The exercise: Gather all lines with the word "logro" in them.

Records shown:
___

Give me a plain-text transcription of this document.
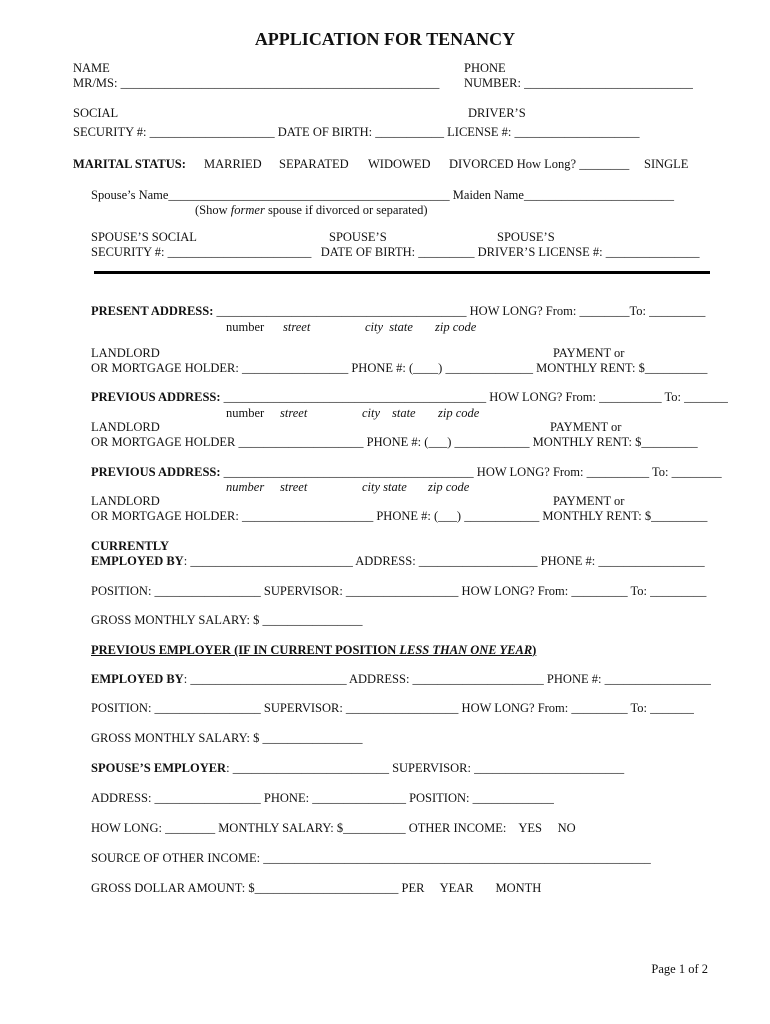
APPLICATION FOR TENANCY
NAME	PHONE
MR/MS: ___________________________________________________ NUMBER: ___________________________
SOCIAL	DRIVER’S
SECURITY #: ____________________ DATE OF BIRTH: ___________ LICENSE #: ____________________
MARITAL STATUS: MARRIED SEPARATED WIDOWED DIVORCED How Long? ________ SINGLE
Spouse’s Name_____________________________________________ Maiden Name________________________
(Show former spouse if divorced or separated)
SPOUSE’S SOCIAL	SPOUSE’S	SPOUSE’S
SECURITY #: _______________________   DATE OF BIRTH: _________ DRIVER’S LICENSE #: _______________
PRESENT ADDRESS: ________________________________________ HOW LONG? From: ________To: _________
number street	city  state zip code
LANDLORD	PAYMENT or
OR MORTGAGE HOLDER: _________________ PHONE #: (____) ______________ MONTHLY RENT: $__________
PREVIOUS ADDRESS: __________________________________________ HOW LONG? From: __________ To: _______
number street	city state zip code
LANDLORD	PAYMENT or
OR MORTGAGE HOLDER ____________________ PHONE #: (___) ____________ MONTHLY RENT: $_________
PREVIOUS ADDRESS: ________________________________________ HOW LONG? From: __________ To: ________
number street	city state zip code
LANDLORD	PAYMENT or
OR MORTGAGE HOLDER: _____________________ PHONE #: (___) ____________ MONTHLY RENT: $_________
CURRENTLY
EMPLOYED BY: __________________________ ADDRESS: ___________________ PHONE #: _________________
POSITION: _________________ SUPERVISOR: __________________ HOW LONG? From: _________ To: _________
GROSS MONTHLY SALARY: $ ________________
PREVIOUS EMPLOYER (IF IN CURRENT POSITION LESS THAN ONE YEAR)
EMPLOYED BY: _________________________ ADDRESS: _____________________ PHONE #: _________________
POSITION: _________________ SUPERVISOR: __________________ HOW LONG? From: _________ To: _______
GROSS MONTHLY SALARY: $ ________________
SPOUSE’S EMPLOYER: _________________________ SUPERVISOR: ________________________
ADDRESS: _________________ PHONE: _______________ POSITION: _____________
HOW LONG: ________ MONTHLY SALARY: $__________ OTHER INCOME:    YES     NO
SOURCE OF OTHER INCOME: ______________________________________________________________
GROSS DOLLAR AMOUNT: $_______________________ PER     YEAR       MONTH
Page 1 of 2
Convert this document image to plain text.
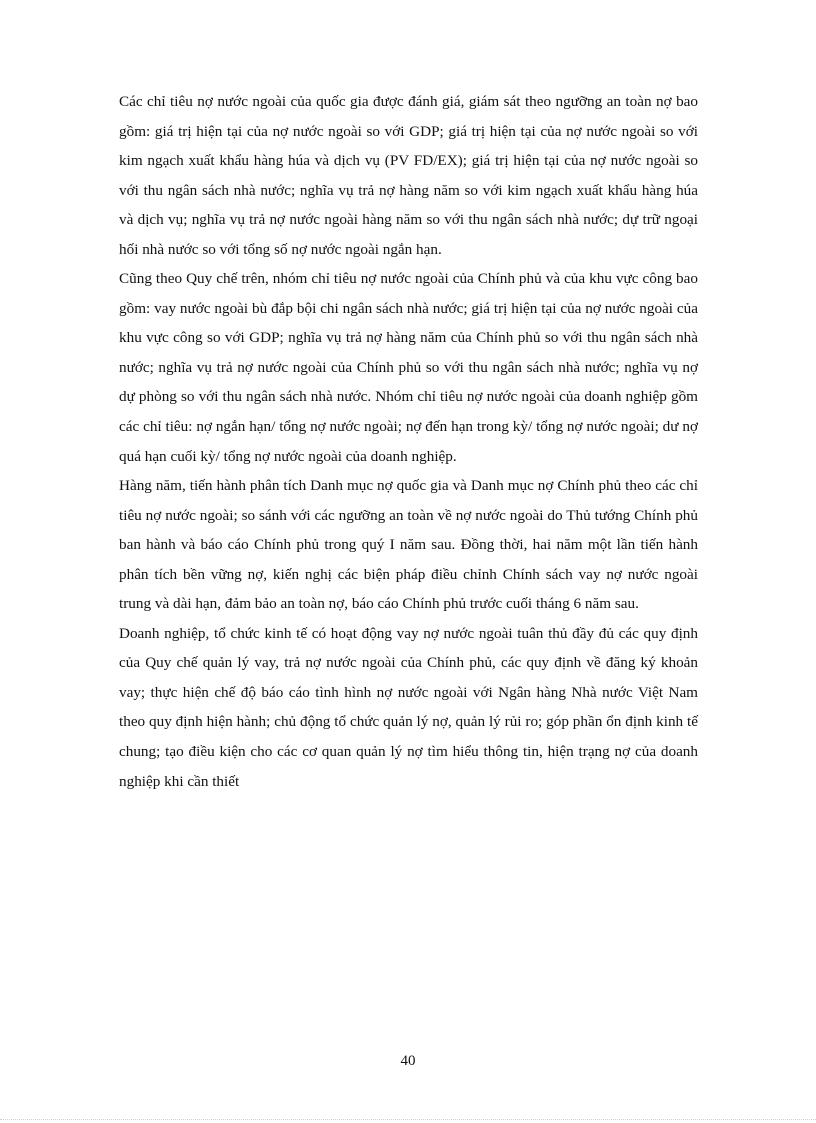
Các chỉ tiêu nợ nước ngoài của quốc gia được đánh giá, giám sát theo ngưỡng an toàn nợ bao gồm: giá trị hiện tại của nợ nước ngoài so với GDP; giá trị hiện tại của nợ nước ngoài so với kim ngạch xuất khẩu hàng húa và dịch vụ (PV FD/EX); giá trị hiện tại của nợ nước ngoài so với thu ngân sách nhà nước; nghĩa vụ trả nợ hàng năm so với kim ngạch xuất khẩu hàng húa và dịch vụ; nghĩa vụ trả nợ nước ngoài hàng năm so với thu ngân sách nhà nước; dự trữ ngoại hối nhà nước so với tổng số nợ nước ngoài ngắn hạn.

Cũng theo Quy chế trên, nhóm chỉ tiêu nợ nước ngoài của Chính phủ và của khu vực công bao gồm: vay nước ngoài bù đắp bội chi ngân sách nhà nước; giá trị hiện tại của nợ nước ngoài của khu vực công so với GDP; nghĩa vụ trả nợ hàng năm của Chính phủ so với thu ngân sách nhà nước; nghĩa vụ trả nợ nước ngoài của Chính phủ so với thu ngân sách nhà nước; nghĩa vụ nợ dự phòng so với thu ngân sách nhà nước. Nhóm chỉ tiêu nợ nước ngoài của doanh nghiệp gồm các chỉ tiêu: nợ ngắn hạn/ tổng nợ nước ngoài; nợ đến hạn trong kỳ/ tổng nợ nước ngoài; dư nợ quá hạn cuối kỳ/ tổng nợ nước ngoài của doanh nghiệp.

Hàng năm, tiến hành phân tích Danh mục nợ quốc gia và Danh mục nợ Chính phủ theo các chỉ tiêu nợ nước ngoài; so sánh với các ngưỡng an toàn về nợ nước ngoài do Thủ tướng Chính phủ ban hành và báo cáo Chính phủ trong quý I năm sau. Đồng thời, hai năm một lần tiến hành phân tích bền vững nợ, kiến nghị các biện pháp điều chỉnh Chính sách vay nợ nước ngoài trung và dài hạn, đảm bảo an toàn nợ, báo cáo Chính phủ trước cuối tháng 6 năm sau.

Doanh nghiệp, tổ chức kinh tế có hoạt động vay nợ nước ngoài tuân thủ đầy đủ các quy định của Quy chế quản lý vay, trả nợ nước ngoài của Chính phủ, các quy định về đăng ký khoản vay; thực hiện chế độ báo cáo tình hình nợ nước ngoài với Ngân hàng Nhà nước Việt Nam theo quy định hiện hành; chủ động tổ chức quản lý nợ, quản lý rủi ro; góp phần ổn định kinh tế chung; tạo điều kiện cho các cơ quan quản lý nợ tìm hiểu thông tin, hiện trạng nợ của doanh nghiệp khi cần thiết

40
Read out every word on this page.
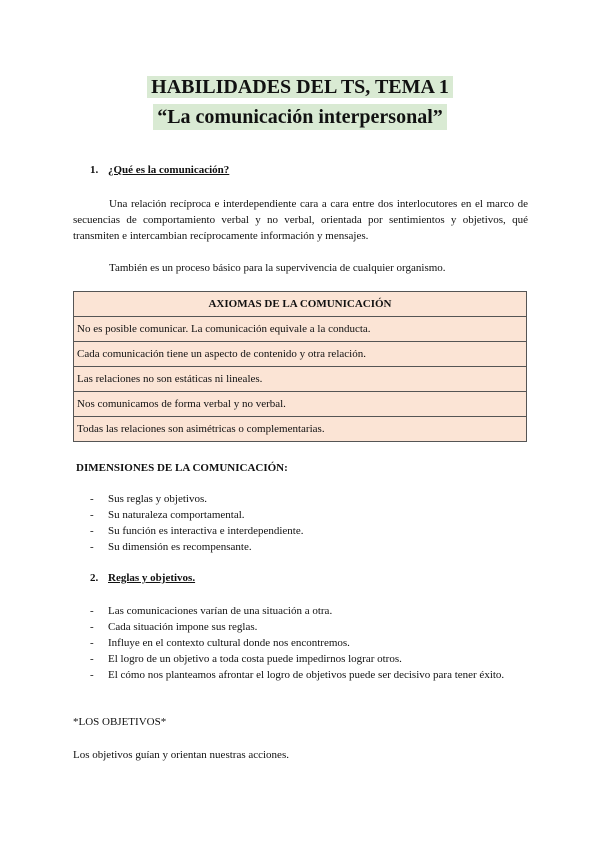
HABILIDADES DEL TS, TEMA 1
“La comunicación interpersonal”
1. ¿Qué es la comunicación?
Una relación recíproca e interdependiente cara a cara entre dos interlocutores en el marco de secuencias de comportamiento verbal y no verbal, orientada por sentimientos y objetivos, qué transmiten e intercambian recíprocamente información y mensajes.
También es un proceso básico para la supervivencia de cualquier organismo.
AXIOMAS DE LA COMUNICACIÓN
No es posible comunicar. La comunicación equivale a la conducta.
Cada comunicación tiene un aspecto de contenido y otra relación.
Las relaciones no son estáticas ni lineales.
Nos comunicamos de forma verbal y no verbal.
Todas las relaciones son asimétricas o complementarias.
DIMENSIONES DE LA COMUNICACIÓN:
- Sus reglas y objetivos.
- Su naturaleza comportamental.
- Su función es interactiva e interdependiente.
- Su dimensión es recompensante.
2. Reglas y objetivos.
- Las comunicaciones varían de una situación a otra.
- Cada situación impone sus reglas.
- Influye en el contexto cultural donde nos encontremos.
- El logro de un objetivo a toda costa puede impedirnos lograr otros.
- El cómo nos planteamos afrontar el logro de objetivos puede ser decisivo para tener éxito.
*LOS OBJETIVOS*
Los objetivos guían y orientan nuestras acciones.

___

Response for this exercise:
- El logro de un objetivo a toda costa puede impedirnos lograr otros.
- El cómo nos planteamos afrontar el logro de objetivos puede ser decisivo para tener éxito.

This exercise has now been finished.